* begin Source data *

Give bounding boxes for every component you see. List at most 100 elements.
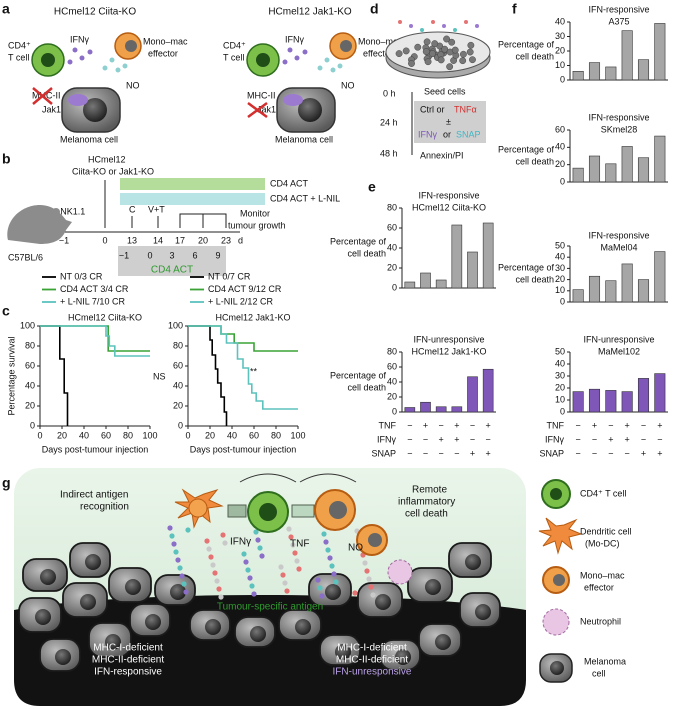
melanoma-nucleus [435, 634, 451, 650]
y-tick-label: 0 [392, 406, 397, 416]
label: Monitor [240, 208, 270, 218]
cytokine [278, 564, 284, 570]
cytokine [284, 588, 290, 594]
condition-sign: + [454, 420, 459, 430]
x-tick-label: 40 [227, 430, 237, 440]
chart-title: HCmel12 Jak1-KO [215, 312, 290, 322]
condition-name: SNAP [371, 448, 396, 458]
y-tick-label: 20 [555, 45, 565, 55]
survival-line [188, 325, 298, 410]
cytokine [366, 576, 372, 582]
y-axis-label: cell death [347, 382, 386, 392]
dish-cells [395, 20, 479, 71]
label: CD4 ACT [270, 178, 309, 188]
cytokines [167, 525, 376, 600]
caption: MHC-I-deficient [337, 643, 407, 654]
condition-sign: + [486, 420, 491, 430]
dish-cell [431, 40, 439, 48]
panel-label: f [512, 1, 517, 17]
bar [637, 279, 650, 303]
panel-title: HCmel12 Jak1-KO [268, 7, 352, 18]
cytokine [370, 592, 376, 598]
cytokine [245, 567, 251, 573]
melanoma-nucleus [40, 569, 56, 585]
condition-sign: − [592, 434, 597, 444]
x-tick-label: 100 [290, 430, 305, 440]
y-tick-label: 10 [555, 285, 565, 295]
panel-a: HCmel12 Ciita-KO HCmel12 Jak1-KO CD4⁺ T … [8, 7, 403, 145]
label: 24 h [380, 117, 398, 127]
bar [588, 155, 601, 183]
y-tick-label: 0 [30, 420, 35, 430]
label: T cell [8, 52, 29, 62]
chart-title: IFN-responsive [418, 190, 479, 200]
label: tumour growth [228, 220, 286, 230]
condition-sign: + [641, 448, 646, 458]
act-day-label: 9 [215, 250, 220, 260]
condition-sign: − [608, 420, 613, 430]
day-label: 17 [175, 235, 185, 245]
condition-name: SNAP [539, 448, 564, 458]
day-label: 14 [153, 235, 163, 245]
chart-title: SKmel28 [601, 124, 638, 134]
label: 48 h [380, 148, 398, 158]
label: IFNγ [70, 34, 89, 44]
condition-sign: − [454, 448, 459, 458]
cross [247, 101, 268, 119]
y-tick-label: 60 [387, 361, 397, 371]
y-axis-label: Percentage survival [6, 336, 16, 415]
label: NO [348, 543, 363, 554]
label: 0 h [383, 88, 396, 98]
y-tick-label: 0 [560, 406, 565, 416]
cell-schematic [67, 59, 73, 65]
cross [32, 87, 53, 105]
label: Ciita-KO or Jak1-KO [72, 166, 154, 176]
y-tick-label: 30 [555, 263, 565, 273]
bar [572, 167, 584, 183]
dish-cell [466, 48, 474, 56]
melanoma-nucleus [105, 634, 121, 650]
y-tick-label: 20 [387, 262, 397, 272]
melanoma-nucleus [375, 594, 391, 610]
cytokine [222, 540, 228, 546]
bar [588, 275, 601, 303]
cytokine [208, 554, 214, 560]
cytokine [321, 531, 327, 537]
dish-cell [459, 57, 467, 65]
y-axis-label: cell death [515, 156, 554, 166]
mono-mac [368, 533, 382, 547]
label: Annexin/PI [420, 150, 464, 160]
act-box [118, 246, 226, 276]
bar [435, 406, 447, 413]
melanoma-nucleus [85, 554, 101, 570]
cell-schematic [31, 32, 142, 133]
legend-label: effector [584, 582, 614, 592]
cytokine [325, 547, 331, 553]
y-tick-label: 100 [20, 320, 35, 330]
cytokine [218, 594, 224, 600]
cytokine [352, 590, 358, 596]
cytokine [247, 575, 253, 581]
bar [621, 30, 633, 81]
y-axis-label: Percentage of [330, 370, 387, 380]
x-tick-label: 60 [101, 430, 111, 440]
label: CD4 ACT + L-NIL [270, 193, 340, 203]
cytokine [315, 577, 321, 583]
y-tick-label: 30 [555, 370, 565, 380]
y-tick-label: 20 [25, 400, 35, 410]
x-tick-label: 60 [249, 430, 259, 440]
panel-label: d [370, 1, 379, 17]
y-tick-label: 60 [25, 360, 35, 370]
condition-sign: − [641, 434, 646, 444]
label: Jak1 [257, 104, 276, 114]
label: cell death [405, 509, 448, 520]
cytokine [296, 566, 302, 572]
x-tick-label: 80 [123, 430, 133, 440]
bar [588, 388, 601, 413]
cytokine [171, 541, 177, 547]
chart-title: IFN-unresponsive [413, 334, 484, 344]
label: C [129, 204, 136, 214]
melanoma-nucleus [80, 594, 96, 610]
y-tick-label: 20 [555, 382, 565, 392]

* end Source data *

• _The problem_: Can you copy the lines word for word, starting at the one containing "melanoma-nucleus [435, 634, 451, 650]" and ending at the one containing "chart-title: HCmel12 Jak1-KO"?

• _Exercise answer_:
melanoma-nucleus [435, 634, 451, 650]
y-tick-label: 0 [392, 406, 397, 416]
label: Monitor [240, 208, 270, 218]
cytokine [278, 564, 284, 570]
cytokine [284, 588, 290, 594]
condition-sign: + [454, 420, 459, 430]
x-tick-label: 40 [227, 430, 237, 440]
chart-title: HCmel12 Jak1-KO [215, 312, 290, 322]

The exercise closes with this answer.